* Records provided
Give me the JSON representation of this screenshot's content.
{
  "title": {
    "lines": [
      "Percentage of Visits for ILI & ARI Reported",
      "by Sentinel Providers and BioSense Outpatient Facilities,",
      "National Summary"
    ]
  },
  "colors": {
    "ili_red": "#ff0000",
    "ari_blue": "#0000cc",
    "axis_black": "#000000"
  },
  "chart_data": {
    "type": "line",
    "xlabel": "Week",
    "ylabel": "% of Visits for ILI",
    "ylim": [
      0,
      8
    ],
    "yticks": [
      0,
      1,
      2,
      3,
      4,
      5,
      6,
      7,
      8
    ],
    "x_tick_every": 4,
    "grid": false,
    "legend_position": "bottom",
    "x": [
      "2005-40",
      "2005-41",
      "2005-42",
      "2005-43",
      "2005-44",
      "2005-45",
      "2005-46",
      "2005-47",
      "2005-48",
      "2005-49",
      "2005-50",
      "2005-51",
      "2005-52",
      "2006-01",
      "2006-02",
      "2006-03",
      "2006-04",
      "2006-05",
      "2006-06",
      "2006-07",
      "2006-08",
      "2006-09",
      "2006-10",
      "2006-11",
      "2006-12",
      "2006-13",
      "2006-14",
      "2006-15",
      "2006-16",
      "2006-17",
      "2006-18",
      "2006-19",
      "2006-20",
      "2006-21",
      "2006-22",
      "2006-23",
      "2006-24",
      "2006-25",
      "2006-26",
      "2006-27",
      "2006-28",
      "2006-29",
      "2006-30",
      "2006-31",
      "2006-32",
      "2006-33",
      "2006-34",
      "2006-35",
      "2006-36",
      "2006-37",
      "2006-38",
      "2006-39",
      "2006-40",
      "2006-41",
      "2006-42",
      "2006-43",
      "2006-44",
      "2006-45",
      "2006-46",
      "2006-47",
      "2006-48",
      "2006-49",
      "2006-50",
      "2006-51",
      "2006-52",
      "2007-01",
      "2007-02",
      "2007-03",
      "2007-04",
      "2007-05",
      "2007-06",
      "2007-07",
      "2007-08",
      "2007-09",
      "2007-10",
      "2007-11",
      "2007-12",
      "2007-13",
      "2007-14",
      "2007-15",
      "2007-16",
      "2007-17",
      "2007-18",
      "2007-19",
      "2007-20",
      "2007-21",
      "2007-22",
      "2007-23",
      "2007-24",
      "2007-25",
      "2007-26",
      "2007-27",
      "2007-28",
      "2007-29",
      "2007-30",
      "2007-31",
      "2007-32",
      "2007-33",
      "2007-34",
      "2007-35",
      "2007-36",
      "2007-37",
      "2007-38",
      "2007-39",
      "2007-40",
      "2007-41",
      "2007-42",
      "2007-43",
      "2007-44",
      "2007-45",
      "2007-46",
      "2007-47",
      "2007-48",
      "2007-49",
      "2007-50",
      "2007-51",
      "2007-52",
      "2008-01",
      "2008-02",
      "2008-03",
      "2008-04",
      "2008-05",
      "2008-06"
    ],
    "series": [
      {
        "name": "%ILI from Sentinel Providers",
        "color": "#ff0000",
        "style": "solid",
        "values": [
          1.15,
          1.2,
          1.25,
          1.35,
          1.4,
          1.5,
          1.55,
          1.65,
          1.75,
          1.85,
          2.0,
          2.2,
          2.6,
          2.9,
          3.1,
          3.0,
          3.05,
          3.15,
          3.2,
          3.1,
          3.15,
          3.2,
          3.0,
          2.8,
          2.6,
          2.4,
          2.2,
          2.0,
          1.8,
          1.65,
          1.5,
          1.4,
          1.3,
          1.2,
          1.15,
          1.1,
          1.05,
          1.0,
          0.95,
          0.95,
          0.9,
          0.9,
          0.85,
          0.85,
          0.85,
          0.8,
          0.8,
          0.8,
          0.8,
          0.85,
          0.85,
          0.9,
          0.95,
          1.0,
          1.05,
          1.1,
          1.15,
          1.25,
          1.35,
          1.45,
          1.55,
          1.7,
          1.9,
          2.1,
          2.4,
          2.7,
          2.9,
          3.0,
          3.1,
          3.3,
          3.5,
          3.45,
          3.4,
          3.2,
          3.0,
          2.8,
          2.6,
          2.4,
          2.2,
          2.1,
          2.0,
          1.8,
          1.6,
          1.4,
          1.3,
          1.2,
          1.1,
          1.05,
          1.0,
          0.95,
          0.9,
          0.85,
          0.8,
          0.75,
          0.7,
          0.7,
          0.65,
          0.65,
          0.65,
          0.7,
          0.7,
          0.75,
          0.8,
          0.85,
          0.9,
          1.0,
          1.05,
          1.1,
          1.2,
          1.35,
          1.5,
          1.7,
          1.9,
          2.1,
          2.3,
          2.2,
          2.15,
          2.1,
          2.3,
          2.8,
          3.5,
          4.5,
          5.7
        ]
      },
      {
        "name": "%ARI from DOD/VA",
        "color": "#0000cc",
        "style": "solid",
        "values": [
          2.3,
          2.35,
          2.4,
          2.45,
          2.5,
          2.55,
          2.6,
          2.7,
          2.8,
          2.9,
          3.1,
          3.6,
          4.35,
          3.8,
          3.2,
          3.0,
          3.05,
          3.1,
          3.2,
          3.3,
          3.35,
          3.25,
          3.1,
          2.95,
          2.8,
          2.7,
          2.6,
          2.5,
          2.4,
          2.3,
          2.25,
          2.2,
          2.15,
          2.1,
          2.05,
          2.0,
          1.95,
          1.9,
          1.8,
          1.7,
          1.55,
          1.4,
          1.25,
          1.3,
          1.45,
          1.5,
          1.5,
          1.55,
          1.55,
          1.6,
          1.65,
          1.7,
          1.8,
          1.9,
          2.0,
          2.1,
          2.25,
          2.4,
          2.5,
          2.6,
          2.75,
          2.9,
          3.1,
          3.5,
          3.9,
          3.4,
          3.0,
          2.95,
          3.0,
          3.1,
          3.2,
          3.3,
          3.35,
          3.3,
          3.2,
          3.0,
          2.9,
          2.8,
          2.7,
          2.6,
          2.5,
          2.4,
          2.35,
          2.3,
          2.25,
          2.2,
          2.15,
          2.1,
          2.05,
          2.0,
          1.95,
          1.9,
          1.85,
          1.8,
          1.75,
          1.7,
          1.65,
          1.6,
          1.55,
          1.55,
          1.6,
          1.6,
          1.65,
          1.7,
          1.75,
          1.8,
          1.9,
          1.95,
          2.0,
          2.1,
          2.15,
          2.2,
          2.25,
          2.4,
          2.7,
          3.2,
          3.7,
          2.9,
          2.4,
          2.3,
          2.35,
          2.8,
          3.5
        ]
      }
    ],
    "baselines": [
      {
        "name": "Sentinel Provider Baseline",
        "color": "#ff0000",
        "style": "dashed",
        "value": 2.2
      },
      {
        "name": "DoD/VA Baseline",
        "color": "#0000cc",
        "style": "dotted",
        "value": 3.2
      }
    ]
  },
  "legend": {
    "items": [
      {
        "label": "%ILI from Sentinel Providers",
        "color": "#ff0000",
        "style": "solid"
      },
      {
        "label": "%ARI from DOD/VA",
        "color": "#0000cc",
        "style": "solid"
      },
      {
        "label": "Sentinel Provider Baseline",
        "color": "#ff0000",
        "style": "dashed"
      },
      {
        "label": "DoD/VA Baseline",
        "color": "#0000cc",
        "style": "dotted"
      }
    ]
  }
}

* What is needed
Copy all the lines, exactly.

* The solution
Give me the JSON representation of this screenshot's content.
{
  "title": {
    "lines": [
      "Percentage of Visits for ILI & ARI Reported",
      "by Sentinel Providers and BioSense Outpatient Facilities,",
      "National Summary"
    ]
  },
  "colors": {
    "ili_red": "#ff0000",
    "ari_blue": "#0000cc",
    "axis_black": "#000000"
  },
  "chart_data": {
    "type": "line",
    "xlabel": "Week",
    "ylabel": "% of Visits for ILI",
    "ylim": [
      0,
      8
    ],
    "yticks": [
      0,
      1,
      2,
      3,
      4,
      5,
      6,
      7,
      8
    ],
    "x_tick_every": 4,
    "grid": false,
    "legend_position": "bottom",
    "x": [
      "2005-40",
      "2005-41",
      "2005-42",
      "2005-43",
      "2005-44",
      "2005-45",
      "2005-46",
      "2005-47",
      "2005-48",
      "2005-49",
      "2005-50",
      "2005-51",
      "2005-52",
      "2006-01",
      "2006-02",
      "2006-03",
      "2006-04",
      "2006-05",
      "2006-06",
      "2006-07",
      "2006-08",
      "2006-09",
      "2006-10",
      "2006-11",
      "2006-12",
      "2006-13",
      "2006-14",
      "2006-15",
      "2006-16",
      "2006-17",
      "2006-18",
      "2006-19",
      "2006-20",
      "2006-21",
      "2006-22",
      "2006-23",
      "2006-24",
      "2006-25",
      "2006-26",
      "2006-27",
      "2006-28",
      "2006-29",
      "2006-30",
      "2006-31",
      "2006-32",
      "2006-33",
      "2006-34",
      "2006-35",
      "2006-36",
      "2006-37",
      "2006-38",
      "2006-39",
      "2006-40",
      "2006-41",
      "2006-42",
      "2006-43",
      "2006-44",
      "2006-45",
      "2006-46",
      "2006-47",
      "2006-48",
      "2006-49",
      "2006-50",
      "2006-51",
      "2006-52",
      "2007-01",
      "2007-02",
      "2007-03",
      "2007-04",
      "2007-05",
      "2007-06",
      "2007-07",
      "2007-08",
      "2007-09",
      "2007-10",
      "2007-11",
      "2007-12",
      "2007-13",
      "2007-14",
      "2007-15",
      "2007-16",
      "2007-17",
      "2007-18",
      "2007-19",
      "2007-20",
      "2007-21",
      "2007-22",
      "2007-23",
      "2007-24",
      "2007-25",
      "2007-26",
      "2007-27",
      "2007-28",
      "2007-29",
      "2007-30",
      "2007-31",
      "2007-32",
      "2007-33",
      "2007-34",
      "2007-35",
      "2007-36",
      "2007-37",
      "2007-38",
      "2007-39",
      "2007-40",
      "2007-41",
      "2007-42",
      "2007-43",
      "2007-44",
      "2007-45",
      "2007-46",
      "2007-47",
      "2007-48",
      "2007-49",
      "2007-50",
      "2007-51",
      "2007-52",
      "2008-01",
      "2008-02",
      "2008-03",
      "2008-04",
      "2008-05",
      "2008-06"
    ],
    "series": [
      {
        "name": "%ILI from Sentinel Providers",
        "color": "#ff0000",
        "style": "solid",
        "values": [
          1.15,
          1.2,
          1.25,
          1.35,
          1.4,
          1.5,
          1.55,
          1.65,
          1.75,
          1.85,
          2.0,
          2.2,
          2.6,
          2.9,
          3.1,
          3.0,
          3.05,
          3.15,
          3.2,
          3.1,
          3.15,
          3.2,
          3.0,
          2.8,
          2.6,
          2.4,
          2.2,
          2.0,
          1.8,
          1.65,
          1.5,
          1.4,
          1.3,
          1.2,
          1.15,
          1.1,
          1.05,
          1.0,
          0.95,
          0.95,
          0.9,
          0.9,
          0.85,
          0.85,
          0.85,
          0.8,
          0.8,
          0.8,
          0.8,
          0.85,
          0.85,
          0.9,
          0.95,
          1.0,
          1.05,
          1.1,
          1.15,
          1.25,
          1.35,
          1.45,
          1.55,
          1.7,
          1.9,
          2.1,
          2.4,
          2.7,
          2.9,
          3.0,
          3.1,
          3.3,
          3.5,
          3.45,
          3.4,
          3.2,
          3.0,
          2.8,
          2.6,
          2.4,
          2.2,
          2.1,
          2.0,
          1.8,
          1.6,
          1.4,
          1.3,
          1.2,
          1.1,
          1.05,
          1.0,
          0.95,
          0.9,
          0.85,
          0.8,
          0.75,
          0.7,
          0.7,
          0.65,
          0.65,
          0.65,
          0.7,
          0.7,
          0.75,
          0.8,
          0.85,
          0.9,
          1.0,
          1.05,
          1.1,
          1.2,
          1.35,
          1.5,
          1.7,
          1.9,
          2.1,
          2.3,
          2.2,
          2.15,
          2.1,
          2.3,
          2.8,
          3.5,
          4.5,
          5.7
        ]
      },
      {
        "name": "%ARI from DOD/VA",
        "color": "#0000cc",
        "style": "solid",
        "values": [
          2.3,
          2.35,
          2.4,
          2.45,
          2.5,
          2.55,
          2.6,
          2.7,
          2.8,
          2.9,
          3.1,
          3.6,
          4.35,
          3.8,
          3.2,
          3.0,
          3.05,
          3.1,
          3.2,
          3.3,
          3.35,
          3.25,
          3.1,
          2.95,
          2.8,
          2.7,
          2.6,
          2.5,
          2.4,
          2.3,
          2.25,
          2.2,
          2.15,
          2.1,
          2.05,
          2.0,
          1.95,
          1.9,
          1.8,
          1.7,
          1.55,
          1.4,
          1.25,
          1.3,
          1.45,
          1.5,
          1.5,
          1.55,
          1.55,
          1.6,
          1.65,
          1.7,
          1.8,
          1.9,
          2.0,
          2.1,
          2.25,
          2.4,
          2.5,
          2.6,
          2.75,
          2.9,
          3.1,
          3.5,
          3.9,
          3.4,
          3.0,
          2.95,
          3.0,
          3.1,
          3.2,
          3.3,
          3.35,
          3.3,
          3.2,
          3.0,
          2.9,
          2.8,
          2.7,
          2.6,
          2.5,
          2.4,
          2.35,
          2.3,
          2.25,
          2.2,
          2.15,
          2.1,
          2.05,
          2.0,
          1.95,
          1.9,
          1.85,
          1.8,
          1.75,
          1.7,
          1.65,
          1.6,
          1.55,
          1.55,
          1.6,
          1.6,
          1.65,
          1.7,
          1.75,
          1.8,
          1.9,
          1.95,
          2.0,
          2.1,
          2.15,
          2.2,
          2.25,
          2.4,
          2.7,
          3.2,
          3.7,
          2.9,
          2.4,
          2.3,
          2.35,
          2.8,
          3.5
        ]
      }
    ],
    "baselines": [
      {
        "name": "Sentinel Provider Baseline",
        "color": "#ff0000",
        "style": "dashed",
        "value": 2.2
      },
      {
        "name": "DoD/VA Baseline",
        "color": "#0000cc",
        "style": "dotted",
        "value": 3.2
      }
    ]
  },
  "legend": {
    "items": [
      {
        "label": "%ILI from Sentinel Providers",
        "color": "#ff0000",
        "style": "solid"
      },
      {
        "label": "%ARI from DOD/VA",
        "color": "#0000cc",
        "style": "solid"
      },
      {
        "label": "Sentinel Provider Baseline",
        "color": "#ff0000",
        "style": "dashed"
      },
      {
        "label": "DoD/VA Baseline",
        "color": "#0000cc",
        "style": "dotted"
      }
    ]
  }
}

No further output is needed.